▶ _SET EXERCISE_
Give the number of lines containing the word "искусства", and nothing else.

▶ _MATERIALS PROVIDED_
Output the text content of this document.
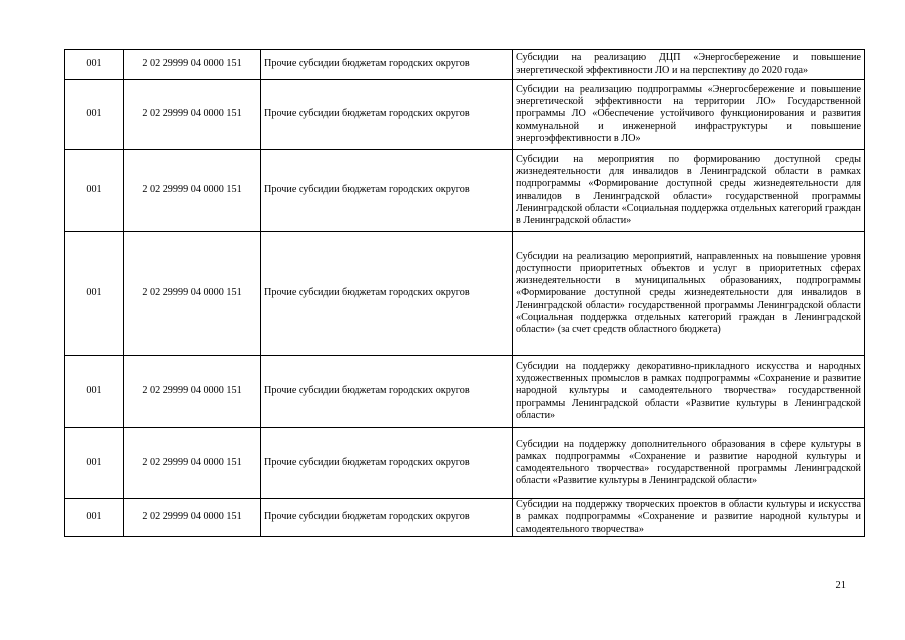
001	2 02 29999 04 0000 151	Прочие субсидии бюджетам городских округов	Субсидии на реализацию ДЦП «Энергосбережение и повышение энергетической эффективности ЛО и на перспективу до 2020 года»

001	2 02 29999 04 0000 151	Прочие субсидии бюджетам городских округов	Субсидии на реализацию подпрограммы «Энергосбережение и повышение энергетической эффективности на территории ЛО» Государственной программы ЛО «Обеспечение устойчивого функционирования и развития коммунальной и инженерной инфраструктуры и повышение энергоэффективности в ЛО»

001	2 02 29999 04 0000 151	Прочие субсидии бюджетам городских округов	Субсидии на мероприятия по формированию доступной среды жизнедеятельности для инвалидов в Ленинградской области в рамках подпрограммы «Формирование доступной среды жизнедеятельности для инвалидов в Ленинградской области» государственной программы Ленинградской области «Социальная поддержка отдельных категорий граждан в Ленинградской области»

001	2 02 29999 04 0000 151	Прочие субсидии бюджетам городских округов	Субсидии на реализацию мероприятий, направленных на повышение уровня доступности приоритетных объектов и услуг в приоритетных сферах жизнедеятельности в муниципальных образованиях, подпрограммы «Формирование доступной среды жизнедеятельности для инвалидов в Ленинградской области» государственной программы Ленинградской области «Социальная поддержка отдельных категорий граждан в Ленинградской области» (за счет средств областного бюджета)

001	2 02 29999 04 0000 151	Прочие субсидии бюджетам городских округов	Субсидии на поддержку декоративно-прикладного искусства и народных художественных промыслов в рамках подпрограммы «Сохранение и развитие народной культуры и самодеятельного творчества» государственной программы Ленинградской области «Развитие культуры в Ленинградской области»

001	2 02 29999 04 0000 151	Прочие субсидии бюджетам городских округов	Субсидии на поддержку дополнительного образования в сфере культуры в рамках подпрограммы «Сохранение и развитие народной культуры и самодеятельного творчества» государственной программы Ленинградской области «Развитие культуры в Ленинградской области»

001	2 02 29999 04 0000 151	Прочие субсидии бюджетам городских округов	Субсидии на поддержку творческих проектов в области культуры и искусства в рамках подпрограммы «Сохранение и развитие народной культуры и самодеятельного творчества»
21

▶ _FINAL RESULT_
2